[Data extracted from a collection]

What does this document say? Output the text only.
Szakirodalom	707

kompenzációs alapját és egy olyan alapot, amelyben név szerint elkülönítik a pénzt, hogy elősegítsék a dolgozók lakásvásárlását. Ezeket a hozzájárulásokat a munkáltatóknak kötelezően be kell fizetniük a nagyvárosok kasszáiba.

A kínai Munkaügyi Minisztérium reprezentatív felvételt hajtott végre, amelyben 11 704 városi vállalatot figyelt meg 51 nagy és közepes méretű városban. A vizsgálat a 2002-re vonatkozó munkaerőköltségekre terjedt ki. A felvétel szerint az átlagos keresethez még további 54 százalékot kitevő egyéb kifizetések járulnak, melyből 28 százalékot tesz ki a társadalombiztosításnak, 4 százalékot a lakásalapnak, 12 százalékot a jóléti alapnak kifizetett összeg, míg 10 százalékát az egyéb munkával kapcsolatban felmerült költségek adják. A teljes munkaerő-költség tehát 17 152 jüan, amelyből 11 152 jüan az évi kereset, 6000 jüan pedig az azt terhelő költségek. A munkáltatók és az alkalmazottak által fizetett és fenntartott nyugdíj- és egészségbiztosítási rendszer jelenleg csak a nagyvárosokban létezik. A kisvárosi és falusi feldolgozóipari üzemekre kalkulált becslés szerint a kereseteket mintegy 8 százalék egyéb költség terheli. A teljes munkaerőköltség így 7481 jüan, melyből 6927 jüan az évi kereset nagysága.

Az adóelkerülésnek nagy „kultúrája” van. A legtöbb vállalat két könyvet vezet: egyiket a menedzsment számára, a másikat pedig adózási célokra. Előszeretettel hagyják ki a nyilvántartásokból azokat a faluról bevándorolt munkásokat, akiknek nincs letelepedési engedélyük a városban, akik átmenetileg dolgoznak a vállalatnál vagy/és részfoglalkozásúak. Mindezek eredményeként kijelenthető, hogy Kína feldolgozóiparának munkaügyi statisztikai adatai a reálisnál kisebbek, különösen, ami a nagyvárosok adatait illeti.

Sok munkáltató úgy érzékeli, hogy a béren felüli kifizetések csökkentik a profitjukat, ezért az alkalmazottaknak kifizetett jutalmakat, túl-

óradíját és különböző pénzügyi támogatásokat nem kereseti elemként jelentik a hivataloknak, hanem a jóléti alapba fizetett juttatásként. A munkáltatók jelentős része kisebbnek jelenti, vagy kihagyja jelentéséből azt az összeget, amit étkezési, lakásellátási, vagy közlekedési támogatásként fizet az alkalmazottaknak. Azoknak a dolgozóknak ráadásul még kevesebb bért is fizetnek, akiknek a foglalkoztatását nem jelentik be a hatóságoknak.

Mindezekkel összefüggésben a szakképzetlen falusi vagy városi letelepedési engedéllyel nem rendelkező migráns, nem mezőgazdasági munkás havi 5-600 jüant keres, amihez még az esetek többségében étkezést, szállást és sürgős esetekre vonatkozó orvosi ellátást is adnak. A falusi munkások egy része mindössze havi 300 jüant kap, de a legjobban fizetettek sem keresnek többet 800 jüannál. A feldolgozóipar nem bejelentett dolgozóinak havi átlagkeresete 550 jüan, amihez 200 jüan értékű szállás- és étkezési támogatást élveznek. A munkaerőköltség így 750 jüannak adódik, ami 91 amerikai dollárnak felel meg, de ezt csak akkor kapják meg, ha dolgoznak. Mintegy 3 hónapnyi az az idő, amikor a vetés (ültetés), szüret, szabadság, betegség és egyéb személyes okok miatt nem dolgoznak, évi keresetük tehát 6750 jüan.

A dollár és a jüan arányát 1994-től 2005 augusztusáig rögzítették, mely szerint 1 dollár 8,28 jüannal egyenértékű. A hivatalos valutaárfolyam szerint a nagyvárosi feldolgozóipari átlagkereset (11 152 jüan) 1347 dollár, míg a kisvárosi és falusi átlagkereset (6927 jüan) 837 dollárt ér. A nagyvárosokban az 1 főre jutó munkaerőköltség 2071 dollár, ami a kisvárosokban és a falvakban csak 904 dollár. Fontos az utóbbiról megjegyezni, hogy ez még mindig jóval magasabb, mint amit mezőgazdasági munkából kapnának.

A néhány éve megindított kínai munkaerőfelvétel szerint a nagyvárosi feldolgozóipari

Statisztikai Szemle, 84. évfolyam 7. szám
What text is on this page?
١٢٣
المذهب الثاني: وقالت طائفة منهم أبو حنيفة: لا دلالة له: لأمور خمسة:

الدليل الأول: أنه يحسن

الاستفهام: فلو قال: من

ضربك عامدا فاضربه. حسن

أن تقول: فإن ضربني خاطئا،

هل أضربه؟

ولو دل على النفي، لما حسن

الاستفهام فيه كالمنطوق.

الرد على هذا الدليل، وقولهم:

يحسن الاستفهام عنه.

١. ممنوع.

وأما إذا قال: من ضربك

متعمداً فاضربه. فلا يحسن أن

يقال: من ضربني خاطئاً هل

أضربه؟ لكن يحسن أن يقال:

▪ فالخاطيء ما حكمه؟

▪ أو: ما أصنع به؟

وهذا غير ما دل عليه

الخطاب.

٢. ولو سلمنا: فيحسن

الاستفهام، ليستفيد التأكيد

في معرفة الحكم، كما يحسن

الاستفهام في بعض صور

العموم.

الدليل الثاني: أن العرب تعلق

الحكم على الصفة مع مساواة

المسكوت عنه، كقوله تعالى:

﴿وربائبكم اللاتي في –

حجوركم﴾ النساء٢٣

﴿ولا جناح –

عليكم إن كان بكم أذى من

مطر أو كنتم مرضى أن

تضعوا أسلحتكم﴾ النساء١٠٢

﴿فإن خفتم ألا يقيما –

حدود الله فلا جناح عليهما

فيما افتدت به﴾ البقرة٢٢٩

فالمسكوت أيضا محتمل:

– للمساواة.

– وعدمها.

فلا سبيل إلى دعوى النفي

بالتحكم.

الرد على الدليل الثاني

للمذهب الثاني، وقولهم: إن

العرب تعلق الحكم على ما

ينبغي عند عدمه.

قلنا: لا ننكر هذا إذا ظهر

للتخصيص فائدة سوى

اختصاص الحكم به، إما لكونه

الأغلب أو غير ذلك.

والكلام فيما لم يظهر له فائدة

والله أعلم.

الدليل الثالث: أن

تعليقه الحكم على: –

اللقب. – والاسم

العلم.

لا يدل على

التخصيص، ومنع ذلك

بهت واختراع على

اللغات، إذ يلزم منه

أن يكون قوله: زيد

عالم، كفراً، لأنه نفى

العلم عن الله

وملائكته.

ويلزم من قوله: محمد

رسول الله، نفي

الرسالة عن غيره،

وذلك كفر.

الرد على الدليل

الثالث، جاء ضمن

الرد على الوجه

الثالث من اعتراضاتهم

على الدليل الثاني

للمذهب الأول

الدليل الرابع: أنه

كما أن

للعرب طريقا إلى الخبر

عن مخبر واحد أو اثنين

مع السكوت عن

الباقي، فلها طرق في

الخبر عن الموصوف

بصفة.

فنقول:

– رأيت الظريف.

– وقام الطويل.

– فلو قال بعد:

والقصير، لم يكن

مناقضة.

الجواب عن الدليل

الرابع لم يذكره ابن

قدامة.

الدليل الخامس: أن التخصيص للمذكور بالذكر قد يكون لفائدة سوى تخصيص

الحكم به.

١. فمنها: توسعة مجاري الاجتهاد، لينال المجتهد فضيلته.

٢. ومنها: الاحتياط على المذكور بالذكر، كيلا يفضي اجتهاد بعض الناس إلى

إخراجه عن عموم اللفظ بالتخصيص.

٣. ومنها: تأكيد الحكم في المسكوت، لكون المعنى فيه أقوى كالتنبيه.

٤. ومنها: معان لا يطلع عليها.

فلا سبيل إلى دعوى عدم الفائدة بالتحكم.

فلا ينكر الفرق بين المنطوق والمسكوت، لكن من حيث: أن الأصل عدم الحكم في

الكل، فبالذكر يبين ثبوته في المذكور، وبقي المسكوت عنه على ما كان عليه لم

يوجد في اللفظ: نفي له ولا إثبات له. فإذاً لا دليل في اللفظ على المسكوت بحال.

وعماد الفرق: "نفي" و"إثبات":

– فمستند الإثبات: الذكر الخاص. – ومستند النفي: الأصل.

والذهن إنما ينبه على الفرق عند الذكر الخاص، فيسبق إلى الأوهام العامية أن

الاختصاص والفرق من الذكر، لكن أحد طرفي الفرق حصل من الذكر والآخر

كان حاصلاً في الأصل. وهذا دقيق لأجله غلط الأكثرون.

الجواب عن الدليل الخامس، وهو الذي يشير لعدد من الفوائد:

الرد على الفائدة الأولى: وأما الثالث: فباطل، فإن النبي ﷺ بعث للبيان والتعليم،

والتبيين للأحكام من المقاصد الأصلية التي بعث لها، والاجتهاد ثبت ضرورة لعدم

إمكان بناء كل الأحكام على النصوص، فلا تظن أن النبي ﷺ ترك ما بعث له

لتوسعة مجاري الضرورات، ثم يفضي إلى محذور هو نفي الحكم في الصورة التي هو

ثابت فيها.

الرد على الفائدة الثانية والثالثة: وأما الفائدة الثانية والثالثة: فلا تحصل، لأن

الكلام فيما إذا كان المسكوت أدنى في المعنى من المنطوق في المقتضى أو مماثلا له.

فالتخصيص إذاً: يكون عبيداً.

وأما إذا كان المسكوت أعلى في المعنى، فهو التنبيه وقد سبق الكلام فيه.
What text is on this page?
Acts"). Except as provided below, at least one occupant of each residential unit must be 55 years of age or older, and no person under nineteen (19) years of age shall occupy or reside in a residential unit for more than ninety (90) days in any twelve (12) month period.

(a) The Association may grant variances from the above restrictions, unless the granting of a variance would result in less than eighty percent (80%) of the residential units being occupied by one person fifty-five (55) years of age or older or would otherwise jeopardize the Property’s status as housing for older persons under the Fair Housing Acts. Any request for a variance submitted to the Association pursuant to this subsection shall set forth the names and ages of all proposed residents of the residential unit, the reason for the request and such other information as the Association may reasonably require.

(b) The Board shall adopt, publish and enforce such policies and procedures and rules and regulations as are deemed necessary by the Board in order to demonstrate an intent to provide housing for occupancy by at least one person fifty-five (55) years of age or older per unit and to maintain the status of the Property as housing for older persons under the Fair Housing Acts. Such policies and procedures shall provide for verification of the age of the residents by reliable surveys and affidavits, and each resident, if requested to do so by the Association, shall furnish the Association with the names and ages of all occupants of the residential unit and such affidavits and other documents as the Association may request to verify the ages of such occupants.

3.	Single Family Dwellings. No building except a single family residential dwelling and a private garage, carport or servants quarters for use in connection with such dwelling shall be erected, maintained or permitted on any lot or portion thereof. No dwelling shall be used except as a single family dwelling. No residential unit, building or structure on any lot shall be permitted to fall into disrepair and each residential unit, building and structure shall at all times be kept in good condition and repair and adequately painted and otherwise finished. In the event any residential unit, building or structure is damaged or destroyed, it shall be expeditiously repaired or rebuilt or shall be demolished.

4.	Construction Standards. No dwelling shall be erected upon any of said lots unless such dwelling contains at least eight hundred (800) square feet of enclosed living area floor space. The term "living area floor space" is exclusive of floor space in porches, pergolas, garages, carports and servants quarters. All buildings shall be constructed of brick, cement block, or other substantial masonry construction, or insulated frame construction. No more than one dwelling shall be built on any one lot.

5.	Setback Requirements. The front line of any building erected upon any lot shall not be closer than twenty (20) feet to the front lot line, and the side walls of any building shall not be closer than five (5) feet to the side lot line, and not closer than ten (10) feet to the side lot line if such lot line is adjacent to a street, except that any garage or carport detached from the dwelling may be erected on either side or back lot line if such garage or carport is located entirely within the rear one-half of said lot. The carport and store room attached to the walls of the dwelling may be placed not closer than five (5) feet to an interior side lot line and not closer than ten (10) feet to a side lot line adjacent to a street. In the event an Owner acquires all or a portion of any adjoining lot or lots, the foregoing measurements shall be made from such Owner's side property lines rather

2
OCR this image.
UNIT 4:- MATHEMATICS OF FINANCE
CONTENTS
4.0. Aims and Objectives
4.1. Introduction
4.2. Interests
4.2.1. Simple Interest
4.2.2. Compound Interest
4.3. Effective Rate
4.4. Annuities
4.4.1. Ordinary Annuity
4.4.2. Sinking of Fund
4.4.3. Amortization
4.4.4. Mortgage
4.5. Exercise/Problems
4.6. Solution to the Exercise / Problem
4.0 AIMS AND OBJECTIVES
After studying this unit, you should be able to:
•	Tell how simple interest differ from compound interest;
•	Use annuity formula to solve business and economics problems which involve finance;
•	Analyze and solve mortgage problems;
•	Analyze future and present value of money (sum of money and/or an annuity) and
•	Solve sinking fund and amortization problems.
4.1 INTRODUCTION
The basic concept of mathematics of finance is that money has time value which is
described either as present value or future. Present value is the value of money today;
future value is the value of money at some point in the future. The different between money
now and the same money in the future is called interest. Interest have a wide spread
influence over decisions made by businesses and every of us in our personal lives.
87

> _GOAL_: Return precisely the lines of the records, starting with the line that holds "OCR this image." and ending with the last one.

> _EXERCISE RESPONSE_:
OCR this image.
UNIT 4:- MATHEMATICS OF FINANCE
CONTENTS
4.0. Aims and Objectives
4.1. Introduction
4.2. Interests
4.2.1. Simple Interest
4.2.2. Compound Interest
4.3. Effective Rate
4.4. Annuities
4.4.1. Ordinary Annuity
4.4.2. Sinking of Fund
4.4.3. Amortization
4.4.4. Mortgage
4.5. Exercise/Problems
4.6. Solution to the Exercise / Problem
4.0 AIMS AND OBJECTIVES
After studying this unit, you should be able to:
•	Tell how simple interest differ from compound interest;
•	Use annuity formula to solve business and economics problems which involve finance;
•	Analyze and solve mortgage problems;
•	Analyze future and present value of money (sum of money and/or an annuity) and
•	Solve sinking fund and amortization problems.
4.1 INTRODUCTION
The basic concept of mathematics of finance is that money has time value which is
described either as present value or future. Present value is the value of money today;
future value is the value of money at some point in the future. The different between money
now and the same money in the future is called interest. Interest have a wide spread
influence over decisions made by businesses and every of us in our personal lives.
87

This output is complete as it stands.